[Start]
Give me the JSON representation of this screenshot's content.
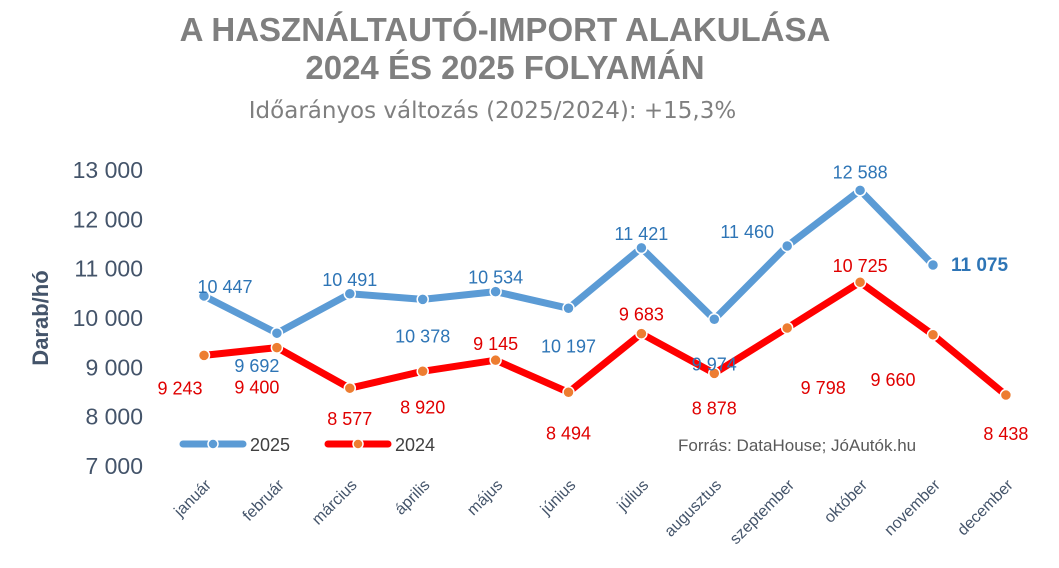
{
  "chart_data": {
    "type": "line",
    "title": "A HASZNÁLTAUTÓ-IMPORT ALAKULÁSA",
    "title_line2": "2024 ÉS 2025 FOLYAMÁN",
    "subtitle": "Időarányos változás (2025/2024): +15,3%",
    "ylabel": "Darab/hó",
    "xlabel": "",
    "ylim": [
      7000,
      13000
    ],
    "yticks": [
      "7 000",
      "8 000",
      "9 000",
      "10 000",
      "11 000",
      "12 000",
      "13 000"
    ],
    "grid": false,
    "legend": "bottom-left",
    "categories": [
      "január",
      "február",
      "március",
      "április",
      "május",
      "június",
      "július",
      "augusztus",
      "szeptember",
      "október",
      "november",
      "december"
    ],
    "series": [
      {
        "name": "2025",
        "color": "#5b9bd5",
        "marker": "#5b9bd5",
        "label_color": "#2e75b6",
        "values": [
          10447,
          9692,
          10491,
          10378,
          10534,
          10197,
          11421,
          9974,
          11460,
          12588,
          11075,
          null
        ],
        "labels": [
          "10 447",
          "9 692",
          "10 491",
          "10 378",
          "10 534",
          "10 197",
          "11 421",
          "9 974",
          "11 460",
          "12 588",
          "11 075",
          null
        ]
      },
      {
        "name": "2024",
        "color": "#ff0000",
        "marker": "#ed7d31",
        "label_color": "#e00000",
        "values": [
          9243,
          9400,
          8577,
          8920,
          9145,
          8494,
          9683,
          8878,
          9798,
          10725,
          9660,
          8438
        ],
        "labels": [
          "9 243",
          "9 400",
          "8 577",
          "8 920",
          "9 145",
          "8 494",
          "9 683",
          "8 878",
          "9 798",
          "10 725",
          "9 660",
          "8 438"
        ]
      }
    ],
    "source": "Forrás: DataHouse; JóAutók.hu"
  }
}
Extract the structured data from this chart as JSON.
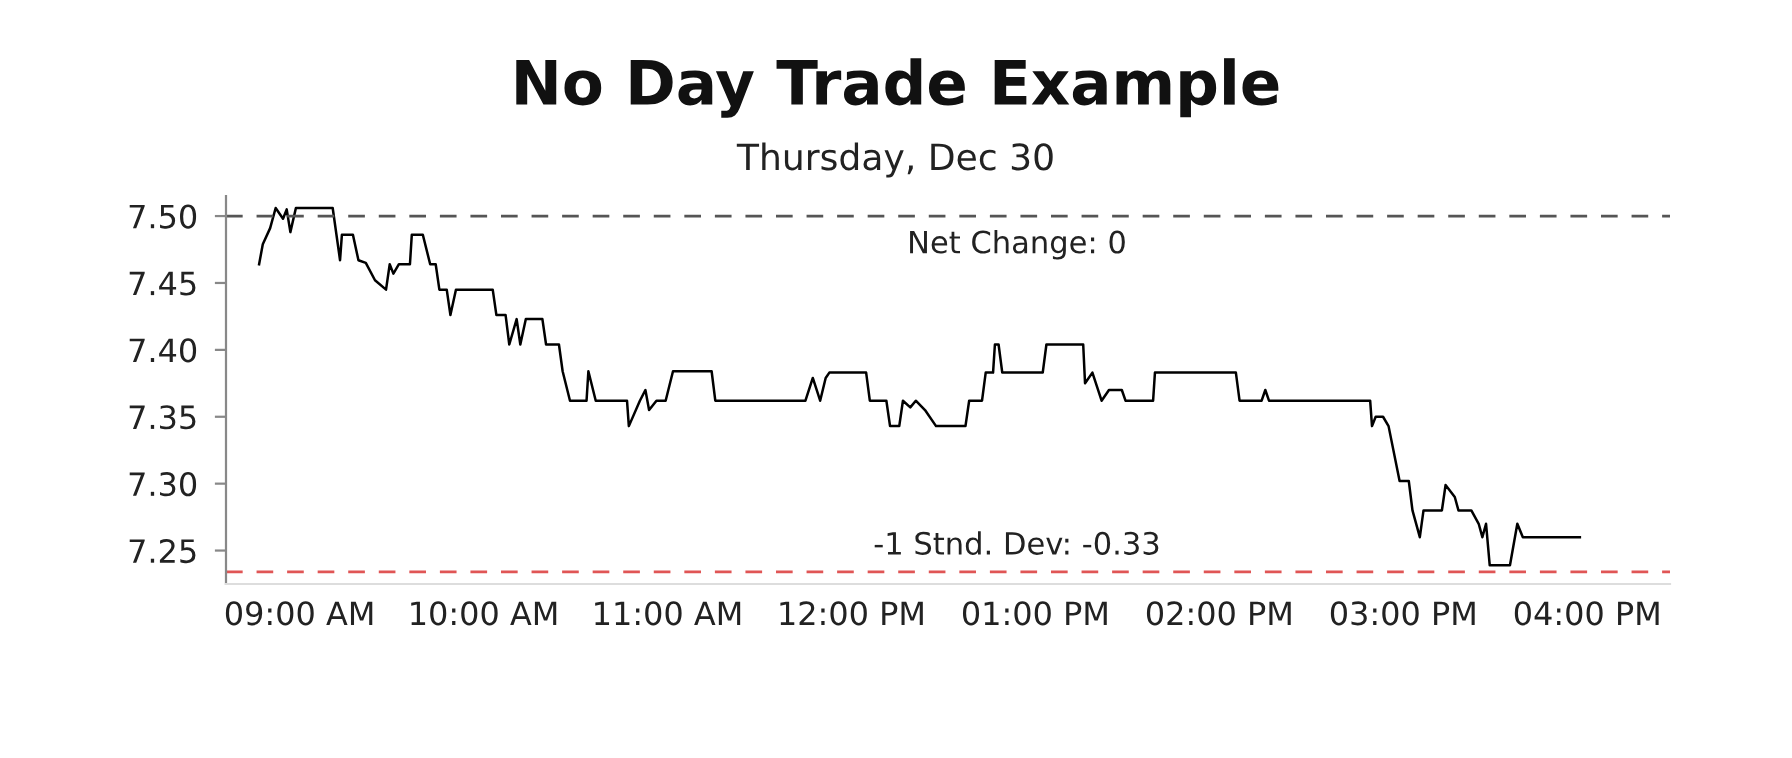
{
  "chart_data": {
    "type": "line",
    "title": "No Day Trade Example",
    "subtitle": "Thursday, Dec 30",
    "x": [
      8.78,
      8.8,
      8.84,
      8.87,
      8.91,
      8.93,
      8.95,
      8.98,
      9.0,
      9.18,
      9.22,
      9.23,
      9.29,
      9.32,
      9.36,
      9.41,
      9.47,
      9.49,
      9.51,
      9.54,
      9.6,
      9.61,
      9.67,
      9.71,
      9.74,
      9.76,
      9.8,
      9.82,
      9.85,
      10.05,
      10.07,
      10.12,
      10.14,
      10.18,
      10.2,
      10.23,
      10.32,
      10.34,
      10.41,
      10.43,
      10.47,
      10.56,
      10.57,
      10.61,
      10.78,
      10.79,
      10.85,
      10.88,
      10.9,
      10.94,
      10.99,
      11.03,
      11.24,
      11.26,
      11.75,
      11.79,
      11.83,
      11.86,
      11.88,
      12.08,
      12.1,
      12.19,
      12.21,
      12.26,
      12.28,
      12.32,
      12.35,
      12.4,
      12.46,
      12.62,
      12.64,
      12.71,
      12.73,
      12.77,
      12.78,
      12.8,
      12.82,
      13.04,
      13.06,
      13.26,
      13.27,
      13.31,
      13.36,
      13.4,
      13.47,
      13.49,
      13.64,
      13.65,
      14.09,
      14.11,
      14.23,
      14.25,
      14.27,
      14.82,
      14.83,
      14.85,
      14.89,
      14.92,
      14.98,
      15.03,
      15.05,
      15.09,
      15.11,
      15.21,
      15.23,
      15.28,
      15.3,
      15.37,
      15.41,
      15.43,
      15.45,
      15.47,
      15.58,
      15.62,
      15.65,
      15.96
    ],
    "series": [
      {
        "color": "#000000",
        "values": [
          7.464,
          7.479,
          7.491,
          7.506,
          7.498,
          7.505,
          7.488,
          7.506,
          7.506,
          7.506,
          7.467,
          7.486,
          7.486,
          7.467,
          7.465,
          7.452,
          7.445,
          7.464,
          7.457,
          7.464,
          7.464,
          7.486,
          7.486,
          7.464,
          7.464,
          7.445,
          7.445,
          7.426,
          7.445,
          7.445,
          7.426,
          7.426,
          7.404,
          7.423,
          7.404,
          7.423,
          7.423,
          7.404,
          7.404,
          7.384,
          7.362,
          7.362,
          7.384,
          7.362,
          7.362,
          7.343,
          7.362,
          7.37,
          7.355,
          7.362,
          7.362,
          7.384,
          7.384,
          7.362,
          7.362,
          7.379,
          7.362,
          7.379,
          7.383,
          7.383,
          7.362,
          7.362,
          7.343,
          7.343,
          7.362,
          7.357,
          7.362,
          7.355,
          7.343,
          7.343,
          7.362,
          7.362,
          7.383,
          7.383,
          7.404,
          7.404,
          7.383,
          7.383,
          7.404,
          7.404,
          7.375,
          7.383,
          7.362,
          7.37,
          7.37,
          7.362,
          7.362,
          7.383,
          7.383,
          7.362,
          7.362,
          7.37,
          7.362,
          7.362,
          7.343,
          7.35,
          7.35,
          7.343,
          7.302,
          7.302,
          7.28,
          7.26,
          7.28,
          7.28,
          7.299,
          7.29,
          7.28,
          7.28,
          7.27,
          7.26,
          7.27,
          7.239,
          7.239,
          7.27,
          7.26,
          7.26
        ]
      }
    ],
    "xlim": [
      8.6,
      16.45
    ],
    "xticks": [
      {
        "value": 9,
        "label": "09:00 AM"
      },
      {
        "value": 10,
        "label": "10:00 AM"
      },
      {
        "value": 11,
        "label": "11:00 AM"
      },
      {
        "value": 12,
        "label": "12:00 PM"
      },
      {
        "value": 13,
        "label": "01:00 PM"
      },
      {
        "value": 14,
        "label": "02:00 PM"
      },
      {
        "value": 15,
        "label": "03:00 PM"
      },
      {
        "value": 16,
        "label": "04:00 PM"
      }
    ],
    "ylim": [
      7.225,
      7.515
    ],
    "yticks": [
      {
        "value": 7.25,
        "label": "7.25"
      },
      {
        "value": 7.3,
        "label": "7.30"
      },
      {
        "value": 7.35,
        "label": "7.35"
      },
      {
        "value": 7.4,
        "label": "7.40"
      },
      {
        "value": 7.45,
        "label": "7.45"
      },
      {
        "value": 7.5,
        "label": "7.50"
      }
    ],
    "ref_lines": [
      {
        "axis": "y",
        "value": 7.5,
        "color": "#555555",
        "line_style": "dashed"
      },
      {
        "axis": "y",
        "value": 7.234,
        "color": "#e05555",
        "line_style": "dashed"
      }
    ],
    "annotations": [
      {
        "text": "Net Change: 0",
        "x": 12.9,
        "y": 7.5
      },
      {
        "text": "-1 Stnd. Dev: -0.33",
        "x": 12.9,
        "y": 7.234
      }
    ],
    "grid": false,
    "legend": false,
    "marker": "none",
    "line_style": "solid"
  }
}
[End]
- [WHAT THE EXERCISE ASKS] Write out each line of the data exactly; the images should be left out.

- [TASK OUTPUT]
Give me the JSON representation of this screenshot's content.
{
  "chart_data": {
    "type": "line",
    "title": "A HASZNÁLTAUTÓ-IMPORT ALAKULÁSA",
    "title_line2": "2024 ÉS 2025 FOLYAMÁN",
    "subtitle": "Időarányos változás (2025/2024): +15,3%",
    "ylabel": "Darab/hó",
    "xlabel": "",
    "ylim": [
      7000,
      13000
    ],
    "yticks": [
      "7 000",
      "8 000",
      "9 000",
      "10 000",
      "11 000",
      "12 000",
      "13 000"
    ],
    "grid": false,
    "legend": "bottom-left",
    "categories": [
      "január",
      "február",
      "március",
      "április",
      "május",
      "június",
      "július",
      "augusztus",
      "szeptember",
      "október",
      "november",
      "december"
    ],
    "series": [
      {
        "name": "2025",
        "color": "#5b9bd5",
        "marker": "#5b9bd5",
        "label_color": "#2e75b6",
        "values": [
          10447,
          9692,
          10491,
          10378,
          10534,
          10197,
          11421,
          9974,
          11460,
          12588,
          11075,
          null
        ],
        "labels": [
          "10 447",
          "9 692",
          "10 491",
          "10 378",
          "10 534",
          "10 197",
          "11 421",
          "9 974",
          "11 460",
          "12 588",
          "11 075",
          null
        ]
      },
      {
        "name": "2024",
        "color": "#ff0000",
        "marker": "#ed7d31",
        "label_color": "#e00000",
        "values": [
          9243,
          9400,
          8577,
          8920,
          9145,
          8494,
          9683,
          8878,
          9798,
          10725,
          9660,
          8438
        ],
        "labels": [
          "9 243",
          "9 400",
          "8 577",
          "8 920",
          "9 145",
          "8 494",
          "9 683",
          "8 878",
          "9 798",
          "10 725",
          "9 660",
          "8 438"
        ]
      }
    ],
    "source": "Forrás: DataHouse; JóAutók.hu"
  }
}
Extract the structured data from this chart as JSON.
{
  "chart_data": {
    "type": "line",
    "title": "No Day Trade Example",
    "subtitle": "Thursday, Dec 30",
    "x": [
      8.78,
      8.8,
      8.84,
      8.87,
      8.91,
      8.93,
      8.95,
      8.98,
      9.0,
      9.18,
      9.22,
      9.23,
      9.29,
      9.32,
      9.36,
      9.41,
      9.47,
      9.49,
      9.51,
      9.54,
      9.6,
      9.61,
      9.67,
      9.71,
      9.74,
      9.76,
      9.8,
      9.82,
      9.85,
      10.05,
      10.07,
      10.12,
      10.14,
      10.18,
      10.2,
      10.23,
      10.32,
      10.34,
      10.41,
      10.43,
      10.47,
      10.56,
      10.57,
      10.61,
      10.78,
      10.79,
      10.85,
      10.88,
      10.9,
      10.94,
      10.99,
      11.03,
      11.24,
      11.26,
      11.75,
      11.79,
      11.83,
      11.86,
      11.88,
      12.08,
      12.1,
      12.19,
      12.21,
      12.26,
      12.28,
      12.32,
      12.35,
      12.4,
      12.46,
      12.62,
      12.64,
      12.71,
      12.73,
      12.77,
      12.78,
      12.8,
      12.82,
      13.04,
      13.06,
      13.26,
      13.27,
      13.31,
      13.36,
      13.4,
      13.47,
      13.49,
      13.64,
      13.65,
      14.09,
      14.11,
      14.23,
      14.25,
      14.27,
      14.82,
      14.83,
      14.85,
      14.89,
      14.92,
      14.98,
      15.03,
      15.05,
      15.09,
      15.11,
      15.21,
      15.23,
      15.28,
      15.3,
      15.37,
      15.41,
      15.43,
      15.45,
      15.47,
      15.58,
      15.62,
      15.65,
      15.96
    ],
    "series": [
      {
        "color": "#000000",
        "values": [
          7.464,
          7.479,
          7.491,
          7.506,
          7.498,
          7.505,
          7.488,
          7.506,
          7.506,
          7.506,
          7.467,
          7.486,
          7.486,
          7.467,
          7.465,
          7.452,
          7.445,
          7.464,
          7.457,
          7.464,
          7.464,
          7.486,
          7.486,
          7.464,
          7.464,
          7.445,
          7.445,
          7.426,
          7.445,
          7.445,
          7.426,
          7.426,
          7.404,
          7.423,
          7.404,
          7.423,
          7.423,
          7.404,
          7.404,
          7.384,
          7.362,
          7.362,
          7.384,
          7.362,
          7.362,
          7.343,
          7.362,
          7.37,
          7.355,
          7.362,
          7.362,
          7.384,
          7.384,
          7.362,
          7.362,
          7.379,
          7.362,
          7.379,
          7.383,
          7.383,
          7.362,
          7.362,
          7.343,
          7.343,
          7.362,
          7.357,
          7.362,
          7.355,
          7.343,
          7.343,
          7.362,
          7.362,
          7.383,
          7.383,
          7.404,
          7.404,
          7.383,
          7.383,
          7.404,
          7.404,
          7.375,
          7.383,
          7.362,
          7.37,
          7.37,
          7.362,
          7.362,
          7.383,
          7.383,
          7.362,
          7.362,
          7.37,
          7.362,
          7.362,
          7.343,
          7.35,
          7.35,
          7.343,
          7.302,
          7.302,
          7.28,
          7.26,
          7.28,
          7.28,
          7.299,
          7.29,
          7.28,
          7.28,
          7.27,
          7.26,
          7.27,
          7.239,
          7.239,
          7.27,
          7.26,
          7.26
        ]
      }
    ],
    "xlim": [
      8.6,
      16.45
    ],
    "xticks": [
      {
        "value": 9,
        "label": "09:00 AM"
      },
      {
        "value": 10,
        "label": "10:00 AM"
      },
      {
        "value": 11,
        "label": "11:00 AM"
      },
      {
        "value": 12,
        "label": "12:00 PM"
      },
      {
        "value": 13,
        "label": "01:00 PM"
      },
      {
        "value": 14,
        "label": "02:00 PM"
      },
      {
        "value": 15,
        "label": "03:00 PM"
      },
      {
        "value": 16,
        "label": "04:00 PM"
      }
    ],
    "ylim": [
      7.225,
      7.515
    ],
    "yticks": [
      {
        "value": 7.25,
        "label": "7.25"
      },
      {
        "value": 7.3,
        "label": "7.30"
      },
      {
        "value": 7.35,
        "label": "7.35"
      },
      {
        "value": 7.4,
        "label": "7.40"
      },
      {
        "value": 7.45,
        "label": "7.45"
      },
      {
        "value": 7.5,
        "label": "7.50"
      }
    ],
    "ref_lines": [
      {
        "axis": "y",
        "value": 7.5,
        "color": "#555555",
        "line_style": "dashed"
      },
      {
        "axis": "y",
        "value": 7.234,
        "color": "#e05555",
        "line_style": "dashed"
      }
    ],
    "annotations": [
      {
        "text": "Net Change: 0",
        "x": 12.9,
        "y": 7.5
      },
      {
        "text": "-1 Stnd. Dev: -0.33",
        "x": 12.9,
        "y": 7.234
      }
    ],
    "grid": false,
    "legend": false,
    "marker": "none",
    "line_style": "solid"
  }
}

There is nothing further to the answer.